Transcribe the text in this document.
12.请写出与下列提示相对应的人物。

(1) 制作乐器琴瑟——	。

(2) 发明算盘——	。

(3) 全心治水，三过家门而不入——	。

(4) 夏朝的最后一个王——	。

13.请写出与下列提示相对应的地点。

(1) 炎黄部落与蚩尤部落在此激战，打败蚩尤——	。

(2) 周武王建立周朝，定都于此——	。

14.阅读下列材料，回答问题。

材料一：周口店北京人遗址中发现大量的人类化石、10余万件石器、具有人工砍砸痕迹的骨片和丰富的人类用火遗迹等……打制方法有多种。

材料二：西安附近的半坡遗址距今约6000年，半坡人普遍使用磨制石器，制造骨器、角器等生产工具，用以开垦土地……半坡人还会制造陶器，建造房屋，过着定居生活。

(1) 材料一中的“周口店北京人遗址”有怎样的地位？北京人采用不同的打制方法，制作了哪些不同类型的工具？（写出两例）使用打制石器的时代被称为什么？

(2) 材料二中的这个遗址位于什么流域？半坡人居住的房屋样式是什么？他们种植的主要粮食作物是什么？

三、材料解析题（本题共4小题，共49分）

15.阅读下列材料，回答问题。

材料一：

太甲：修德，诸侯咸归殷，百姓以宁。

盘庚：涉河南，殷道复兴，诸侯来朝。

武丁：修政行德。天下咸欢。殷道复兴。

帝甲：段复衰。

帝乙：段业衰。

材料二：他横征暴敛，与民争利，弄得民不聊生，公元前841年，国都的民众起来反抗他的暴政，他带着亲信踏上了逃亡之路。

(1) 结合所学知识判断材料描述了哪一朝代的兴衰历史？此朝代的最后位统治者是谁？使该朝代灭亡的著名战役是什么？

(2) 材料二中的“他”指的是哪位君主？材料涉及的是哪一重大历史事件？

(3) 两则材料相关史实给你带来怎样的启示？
• • • • •
### WHAT TO WORK ON
Output all of the material, please, exactly as it stands.

### TASK SOLUTION
Transcribe the text in this document.
12.请写出与下列提示相对应的人物。

(1) 制作乐器琴瑟——	。

(2) 发明算盘——	。

(3) 全心治水，三过家门而不入——	。

(4) 夏朝的最后一个王——	。

13.请写出与下列提示相对应的地点。

(1) 炎黄部落与蚩尤部落在此激战，打败蚩尤——	。

(2) 周武王建立周朝，定都于此——	。

14.阅读下列材料，回答问题。

材料一：周口店北京人遗址中发现大量的人类化石、10余万件石器、具有人工砍砸痕迹的骨片和丰富的人类用火遗迹等……打制方法有多种。

材料二：西安附近的半坡遗址距今约6000年，半坡人普遍使用磨制石器，制造骨器、角器等生产工具，用以开垦土地……半坡人还会制造陶器，建造房屋，过着定居生活。

(1) 材料一中的“周口店北京人遗址”有怎样的地位？北京人采用不同的打制方法，制作了哪些不同类型的工具？（写出两例）使用打制石器的时代被称为什么？

(2) 材料二中的这个遗址位于什么流域？半坡人居住的房屋样式是什么？他们种植的主要粮食作物是什么？

三、材料解析题（本题共4小题，共49分）

15.阅读下列材料，回答问题。

材料一：

太甲：修德，诸侯咸归殷，百姓以宁。

盘庚：涉河南，殷道复兴，诸侯来朝。

武丁：修政行德。天下咸欢。殷道复兴。

帝甲：段复衰。

帝乙：段业衰。

材料二：他横征暴敛，与民争利，弄得民不聊生，公元前841年，国都的民众起来反抗他的暴政，他带着亲信踏上了逃亡之路。

(1) 结合所学知识判断材料描述了哪一朝代的兴衰历史？此朝代的最后位统治者是谁？使该朝代灭亡的著名战役是什么？

(2) 材料二中的“他”指的是哪位君主？材料涉及的是哪一重大历史事件？

(3) 两则材料相关史实给你带来怎样的启示？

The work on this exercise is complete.